[Data rows start]

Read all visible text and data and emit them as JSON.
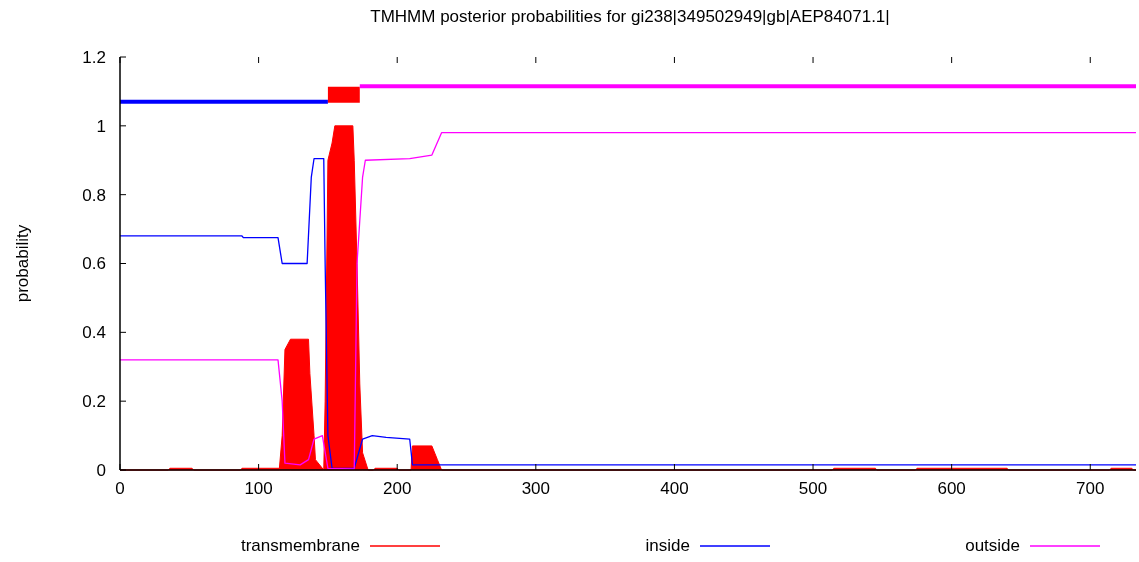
{
  "chart_data": {
    "type": "line",
    "title": "TMHMM posterior probabilities for gi238|349502949|gb|AEP84071.1|",
    "ylabel": "probability",
    "xlim": [
      0,
      733
    ],
    "ylim": [
      0,
      1.2
    ],
    "xticks": [
      0,
      100,
      200,
      300,
      400,
      500,
      600,
      700
    ],
    "yticks": [
      0,
      0.2,
      0.4,
      0.6,
      0.8,
      1,
      1.2
    ],
    "grid": false,
    "legend": "bottom",
    "series": [
      {
        "name": "transmembrane",
        "type": "area",
        "color": "#ff0000",
        "x": [
          0,
          35,
          36,
          52,
          53,
          87,
          88,
          115,
          117,
          119,
          123,
          136,
          137,
          140,
          141,
          147,
          148,
          150,
          153,
          155,
          168,
          169,
          171,
          173,
          175,
          179,
          183,
          184,
          200,
          201,
          210,
          211,
          225,
          229,
          232,
          514,
          515,
          545,
          546,
          574,
          575,
          640,
          641,
          714,
          715,
          730,
          731,
          733
        ],
        "values": [
          0,
          0,
          0.005,
          0.005,
          0,
          0,
          0.005,
          0.005,
          0.1,
          0.35,
          0.38,
          0.38,
          0.28,
          0.1,
          0.03,
          0,
          0.2,
          0.9,
          0.95,
          1,
          1,
          0.9,
          0.6,
          0.25,
          0.05,
          0,
          0,
          0.005,
          0.005,
          0,
          0,
          0.07,
          0.07,
          0.03,
          0,
          0,
          0.005,
          0.005,
          0,
          0,
          0.005,
          0.005,
          0,
          0,
          0.005,
          0.005,
          0,
          0
        ]
      },
      {
        "name": "inside",
        "color": "#0000ff",
        "x": [
          0,
          88,
          89,
          114,
          117,
          135,
          138,
          140,
          147,
          148,
          150,
          153,
          169,
          175,
          182,
          192,
          209,
          211,
          733
        ],
        "values": [
          0.68,
          0.68,
          0.675,
          0.675,
          0.6,
          0.6,
          0.85,
          0.905,
          0.905,
          0.6,
          0.1,
          0.005,
          0.005,
          0.09,
          0.1,
          0.095,
          0.09,
          0.015,
          0.015
        ]
      },
      {
        "name": "outside",
        "color": "#ff00ff",
        "x": [
          0,
          114,
          117,
          119,
          130,
          136,
          140,
          146,
          150,
          169,
          171,
          175,
          177,
          209,
          217,
          225,
          232,
          733
        ],
        "values": [
          0.32,
          0.32,
          0.2,
          0.02,
          0.015,
          0.03,
          0.09,
          0.1,
          0.005,
          0.003,
          0.6,
          0.85,
          0.9,
          0.905,
          0.91,
          0.915,
          0.98,
          0.98
        ]
      },
      {
        "color": "#0000ff",
        "x": [
          0,
          150
        ],
        "values": [
          1.07,
          1.07
        ]
      },
      {
        "color": "#ff0000",
        "x": [
          150,
          173
        ],
        "values": [
          1.09,
          1.09
        ]
      },
      {
        "color": "#ff00ff",
        "x": [
          173,
          733
        ],
        "values": [
          1.115,
          1.115
        ]
      }
    ]
  }
}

[Data rows end]

■ **Problem requirements**: Transcribe the preceding listing in its entirety and with exact wording, leaving out pictures.

■ **Answer**:
Read all visible text and data and emit them as JSON.
{
  "chart_data": {
    "type": "line",
    "title": "TMHMM posterior probabilities for gi238|349502949|gb|AEP84071.1|",
    "ylabel": "probability",
    "xlim": [
      0,
      733
    ],
    "ylim": [
      0,
      1.2
    ],
    "xticks": [
      0,
      100,
      200,
      300,
      400,
      500,
      600,
      700
    ],
    "yticks": [
      0,
      0.2,
      0.4,
      0.6,
      0.8,
      1,
      1.2
    ],
    "grid": false,
    "legend": "bottom",
    "series": [
      {
        "name": "transmembrane",
        "type": "area",
        "color": "#ff0000",
        "x": [
          0,
          35,
          36,
          52,
          53,
          87,
          88,
          115,
          117,
          119,
          123,
          136,
          137,
          140,
          141,
          147,
          148,
          150,
          153,
          155,
          168,
          169,
          171,
          173,
          175,
          179,
          183,
          184,
          200,
          201,
          210,
          211,
          225,
          229,
          232,
          514,
          515,
          545,
          546,
          574,
          575,
          640,
          641,
          714,
          715,
          730,
          731,
          733
        ],
        "values": [
          0,
          0,
          0.005,
          0.005,
          0,
          0,
          0.005,
          0.005,
          0.1,
          0.35,
          0.38,
          0.38,
          0.28,
          0.1,
          0.03,
          0,
          0.2,
          0.9,
          0.95,
          1,
          1,
          0.9,
          0.6,
          0.25,
          0.05,
          0,
          0,
          0.005,
          0.005,
          0,
          0,
          0.07,
          0.07,
          0.03,
          0,
          0,
          0.005,
          0.005,
          0,
          0,
          0.005,
          0.005,
          0,
          0,
          0.005,
          0.005,
          0,
          0
        ]
      },
      {
        "name": "inside",
        "color": "#0000ff",
        "x": [
          0,
          88,
          89,
          114,
          117,
          135,
          138,
          140,
          147,
          148,
          150,
          153,
          169,
          175,
          182,
          192,
          209,
          211,
          733
        ],
        "values": [
          0.68,
          0.68,
          0.675,
          0.675,
          0.6,
          0.6,
          0.85,
          0.905,
          0.905,
          0.6,
          0.1,
          0.005,
          0.005,
          0.09,
          0.1,
          0.095,
          0.09,
          0.015,
          0.015
        ]
      },
      {
        "name": "outside",
        "color": "#ff00ff",
        "x": [
          0,
          114,
          117,
          119,
          130,
          136,
          140,
          146,
          150,
          169,
          171,
          175,
          177,
          209,
          217,
          225,
          232,
          733
        ],
        "values": [
          0.32,
          0.32,
          0.2,
          0.02,
          0.015,
          0.03,
          0.09,
          0.1,
          0.005,
          0.003,
          0.6,
          0.85,
          0.9,
          0.905,
          0.91,
          0.915,
          0.98,
          0.98
        ]
      },
      {
        "color": "#0000ff",
        "x": [
          0,
          150
        ],
        "values": [
          1.07,
          1.07
        ]
      },
      {
        "color": "#ff0000",
        "x": [
          150,
          173
        ],
        "values": [
          1.09,
          1.09
        ]
      },
      {
        "color": "#ff00ff",
        "x": [
          173,
          733
        ],
        "values": [
          1.115,
          1.115
        ]
      }
    ]
  }
}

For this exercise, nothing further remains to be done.